[Begin Supplied text]
Nuclear power is considered in many countries a critical facet to maintaining reliable access to electricity during a global transition to low-carbon energy sources. One challenge to its potential in the United States, however, is the current standstill regarding a disposal pathway for spent nuclear fuel from commercial reactors. This impasse has a negative bearing on nuclear energy’s ability to supply more zero-carbon electricity and may cost U.S. taxpayers tens of billions of dollars in government liability for failing to meet contractual obligations to take possession of the waste from utilities.
Despite the scientific community assessing that commercial spent nuclear fuel and other high-level radioactive waste, such as from defense activities, can be safely isolated in deep underground repositories, U.S. efforts to license and operate one have flatlined. The original plan for siting at least two repositories for such waste was abandoned first by Department of Energy and then by Congress. Yucca Mountain in Nevada was designated in law as the nation’s sole potential disposal site by Congress in 1987, fomenting the state’s opposition to the project. As a result of that opposition, Congress has not funded the project since 2010.
[End Supplied text]
[Begin Supplied material]
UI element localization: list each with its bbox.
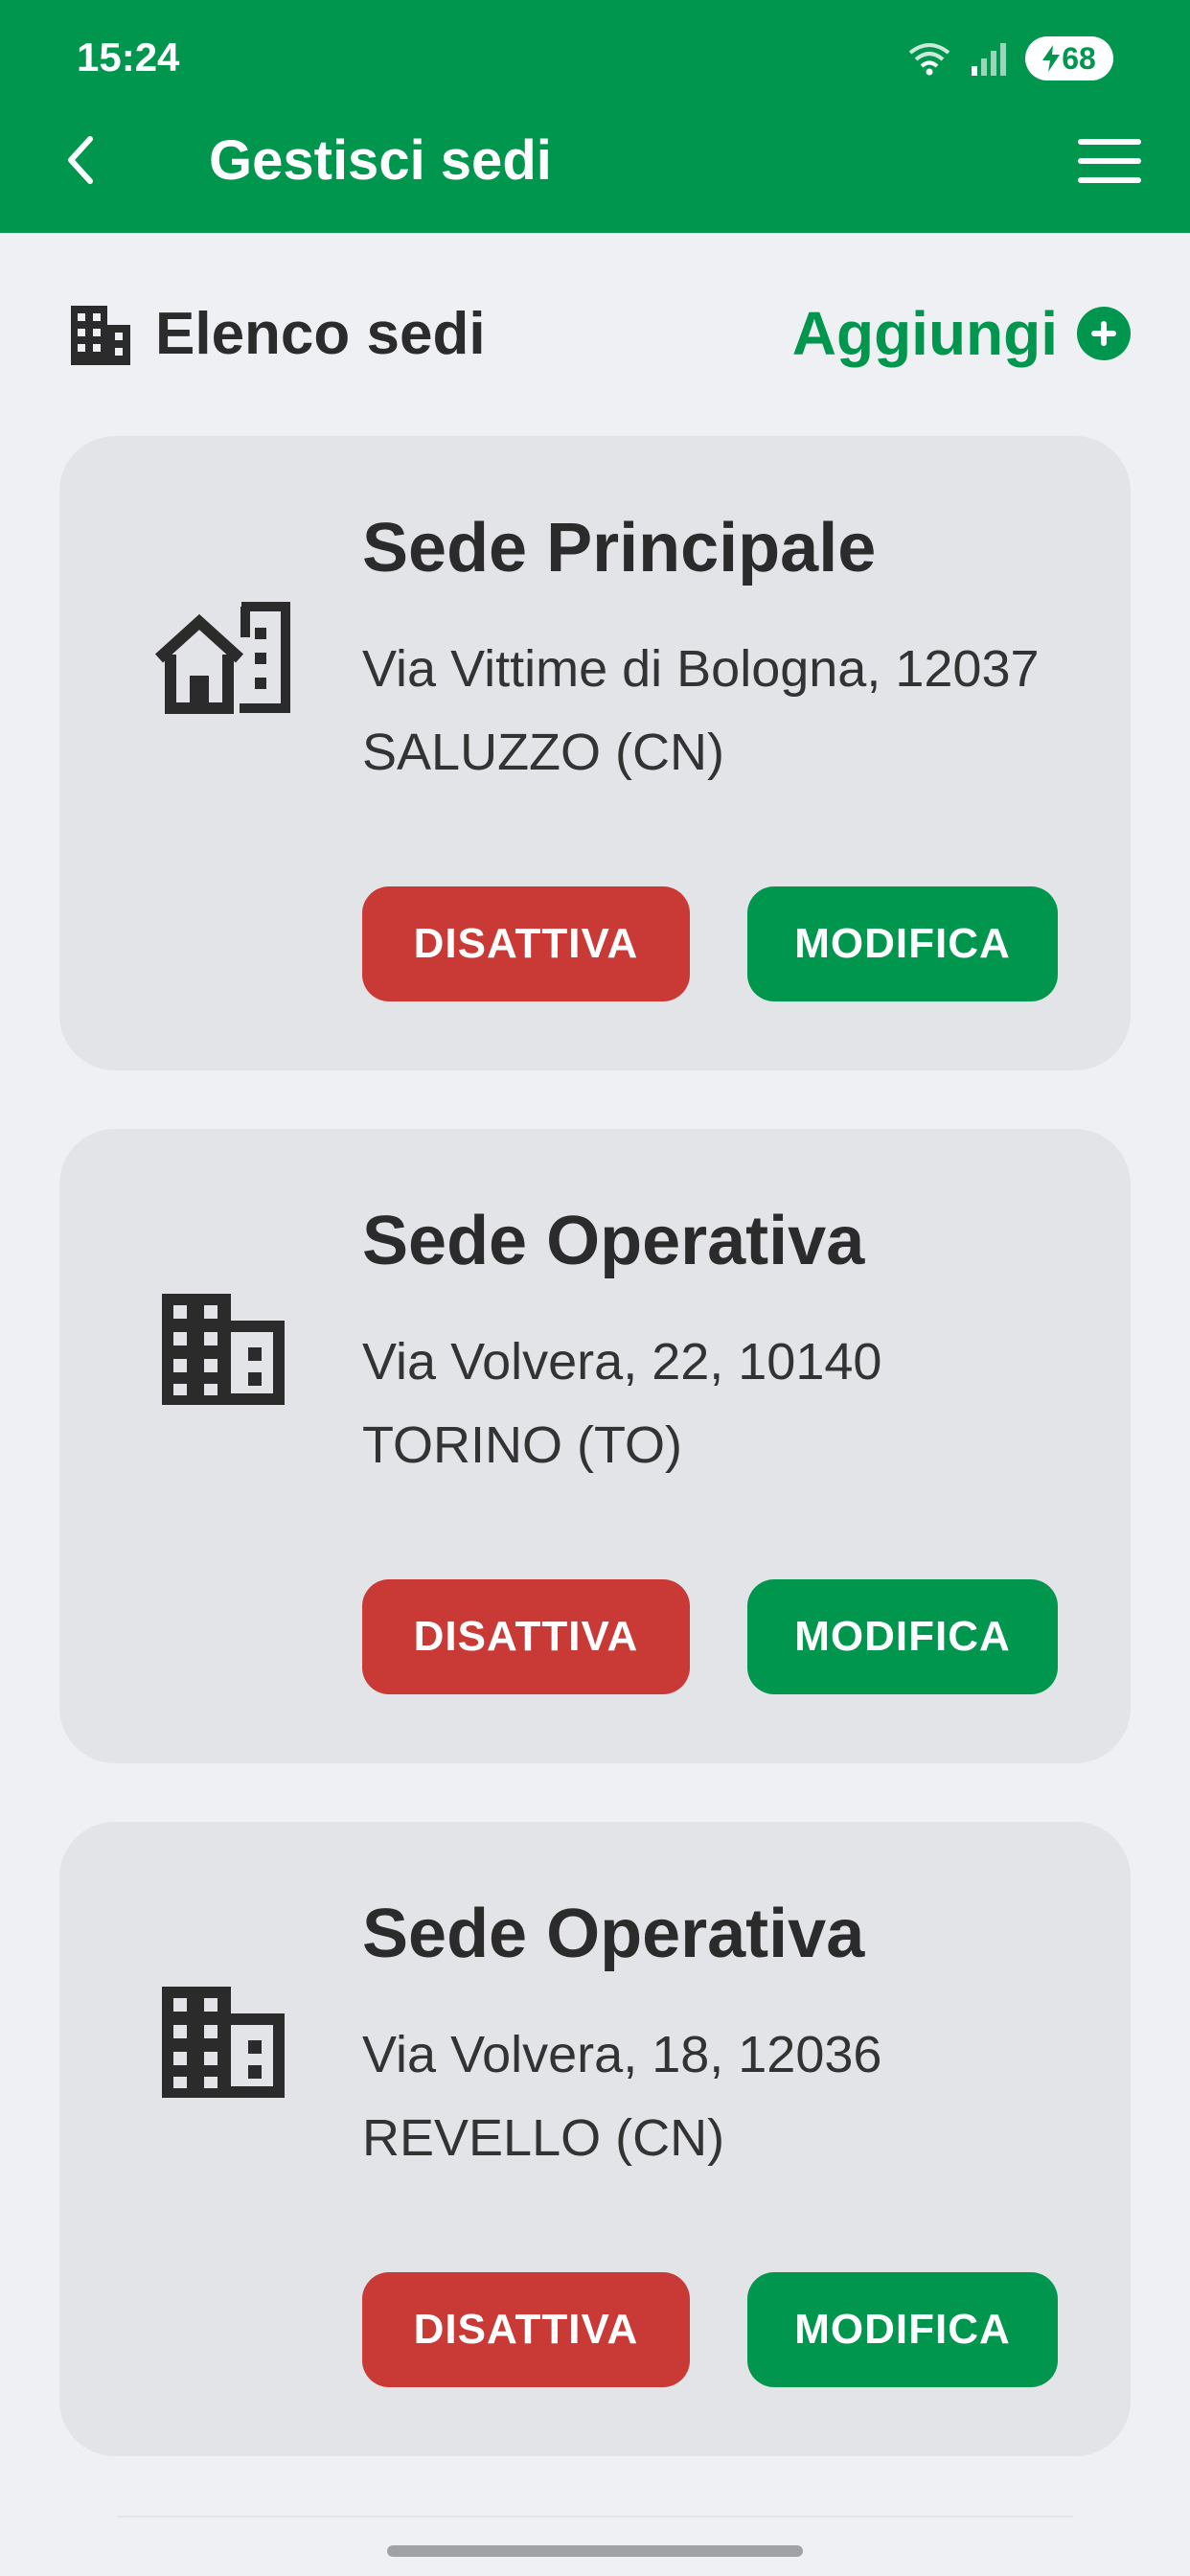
[End Supplied material]
Job 1: Quote the passage on U.S. spent nuclear fuel disposal word for word, from "Nuclear power is" up to and including "waste from utilities.".
Job 2: Extend the passage on U.S. spent nuclear fuel disposal, picking up right after its final sentence.

Task response 1:
Nuclear power is considered in many countries a critical facet to maintaining reliable access to electricity during a global transition to low-carbon energy sources. One challenge to its potential in the United States, however, is the current standstill regarding a disposal pathway for spent nuclear fuel from commercial reactors. This impasse has a negative bearing on nuclear energy’s ability to supply more zero-carbon electricity and may cost U.S. taxpayers tens of billions of dollars in government liability for failing to meet contractual obligations to take possession of the waste from utilities.

Task response 2:
Still, progress has been made over the last few decades in nuclear waste disposal programs in countries such as Finland, Sweden, and Canada. And the United States has seen the successful opening and operation of the Waste Isolation Pilot Plant in New Mexico to dispose of generally less radioactive but long-lived transuranic nuclear waste from defense activities. Such programs offer insights for how the United States can try to resolve the challenges with commercial nuclear waste disposal and potentially alleviate one obstacle to wider adoption of nuclear energy to decarbonize the U.S. economy.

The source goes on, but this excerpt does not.